Your task is to copy the listing exactly, with the pictures left out.

*** Stored records ***

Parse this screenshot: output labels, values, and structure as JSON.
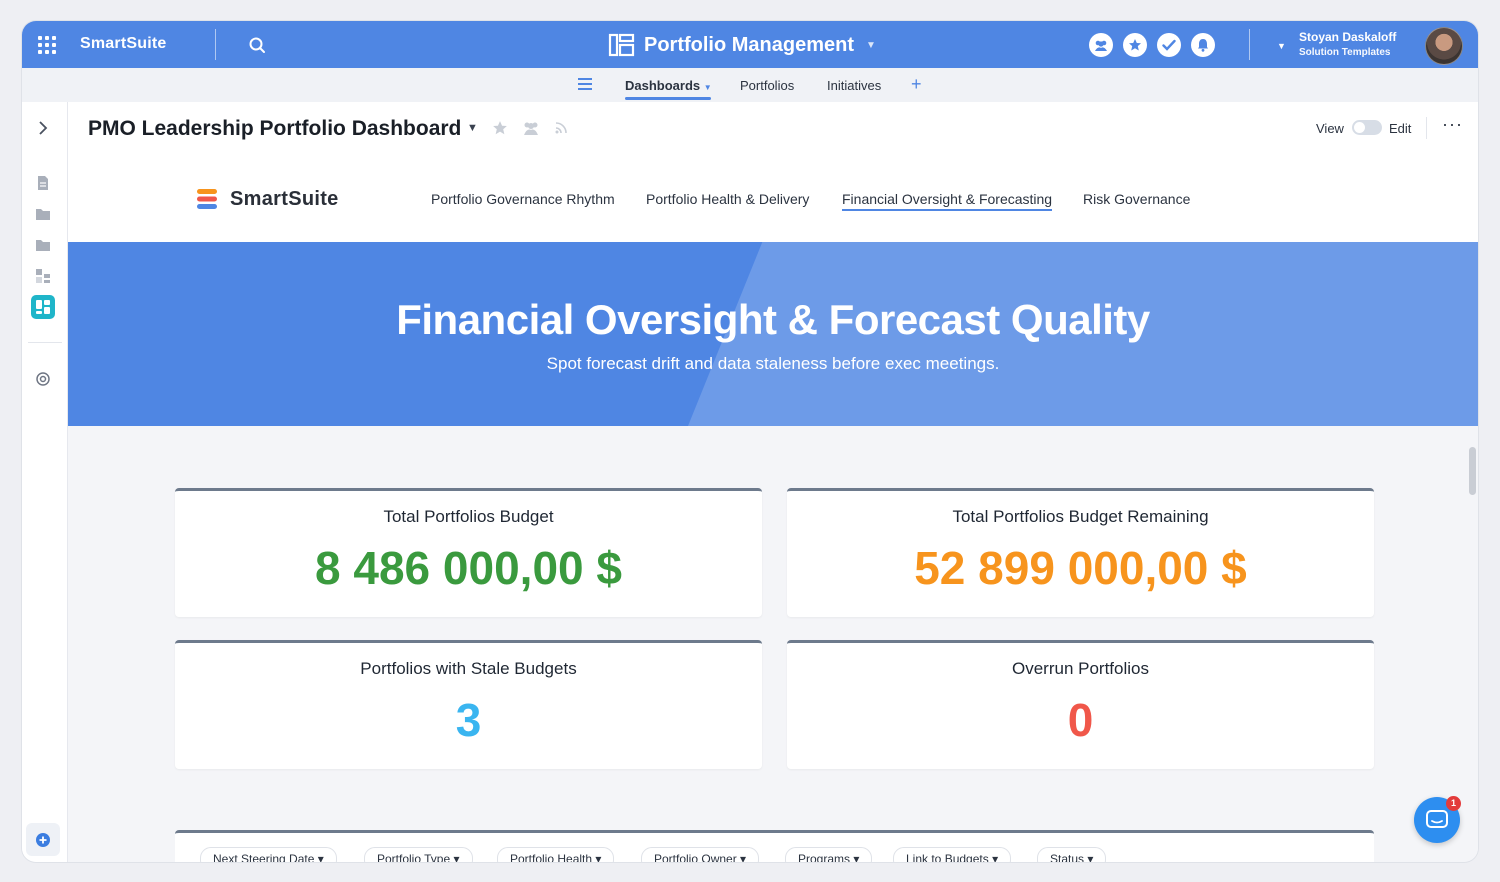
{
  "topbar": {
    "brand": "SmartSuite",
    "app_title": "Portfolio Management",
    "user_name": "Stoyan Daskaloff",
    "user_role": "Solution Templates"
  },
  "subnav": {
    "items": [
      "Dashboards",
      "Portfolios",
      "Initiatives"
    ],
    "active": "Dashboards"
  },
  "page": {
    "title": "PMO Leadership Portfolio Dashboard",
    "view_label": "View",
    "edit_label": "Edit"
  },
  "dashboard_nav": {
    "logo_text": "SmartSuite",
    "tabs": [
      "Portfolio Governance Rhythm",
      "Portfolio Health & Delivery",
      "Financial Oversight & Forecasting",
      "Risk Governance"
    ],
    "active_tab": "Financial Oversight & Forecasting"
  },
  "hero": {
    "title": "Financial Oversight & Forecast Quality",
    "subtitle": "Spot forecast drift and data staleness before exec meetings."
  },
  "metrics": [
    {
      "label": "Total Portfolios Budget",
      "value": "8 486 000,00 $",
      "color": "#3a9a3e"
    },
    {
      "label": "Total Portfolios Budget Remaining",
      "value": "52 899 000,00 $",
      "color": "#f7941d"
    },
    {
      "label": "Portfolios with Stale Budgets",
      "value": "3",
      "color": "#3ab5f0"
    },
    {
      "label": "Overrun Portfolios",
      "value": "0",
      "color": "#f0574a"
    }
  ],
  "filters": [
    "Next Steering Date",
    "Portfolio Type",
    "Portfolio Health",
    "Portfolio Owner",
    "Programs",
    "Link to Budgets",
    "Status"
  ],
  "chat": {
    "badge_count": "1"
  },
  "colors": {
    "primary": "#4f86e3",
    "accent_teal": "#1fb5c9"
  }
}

***

» Expected answer
Parse this screenshot: output labels, values, and structure as JSON.
{
  "topbar": {
    "brand": "SmartSuite",
    "app_title": "Portfolio Management",
    "user_name": "Stoyan Daskaloff",
    "user_role": "Solution Templates"
  },
  "subnav": {
    "items": [
      "Dashboards",
      "Portfolios",
      "Initiatives"
    ],
    "active": "Dashboards"
  },
  "page": {
    "title": "PMO Leadership Portfolio Dashboard",
    "view_label": "View",
    "edit_label": "Edit"
  },
  "dashboard_nav": {
    "logo_text": "SmartSuite",
    "tabs": [
      "Portfolio Governance Rhythm",
      "Portfolio Health & Delivery",
      "Financial Oversight & Forecasting",
      "Risk Governance"
    ],
    "active_tab": "Financial Oversight & Forecasting"
  },
  "hero": {
    "title": "Financial Oversight & Forecast Quality",
    "subtitle": "Spot forecast drift and data staleness before exec meetings."
  },
  "metrics": [
    {
      "label": "Total Portfolios Budget",
      "value": "8 486 000,00 $",
      "color": "#3a9a3e"
    },
    {
      "label": "Total Portfolios Budget Remaining",
      "value": "52 899 000,00 $",
      "color": "#f7941d"
    },
    {
      "label": "Portfolios with Stale Budgets",
      "value": "3",
      "color": "#3ab5f0"
    },
    {
      "label": "Overrun Portfolios",
      "value": "0",
      "color": "#f0574a"
    }
  ],
  "filters": [
    "Next Steering Date",
    "Portfolio Type",
    "Portfolio Health",
    "Portfolio Owner",
    "Programs",
    "Link to Budgets",
    "Status"
  ],
  "chat": {
    "badge_count": "1"
  },
  "colors": {
    "primary": "#4f86e3",
    "accent_teal": "#1fb5c9"
  }
}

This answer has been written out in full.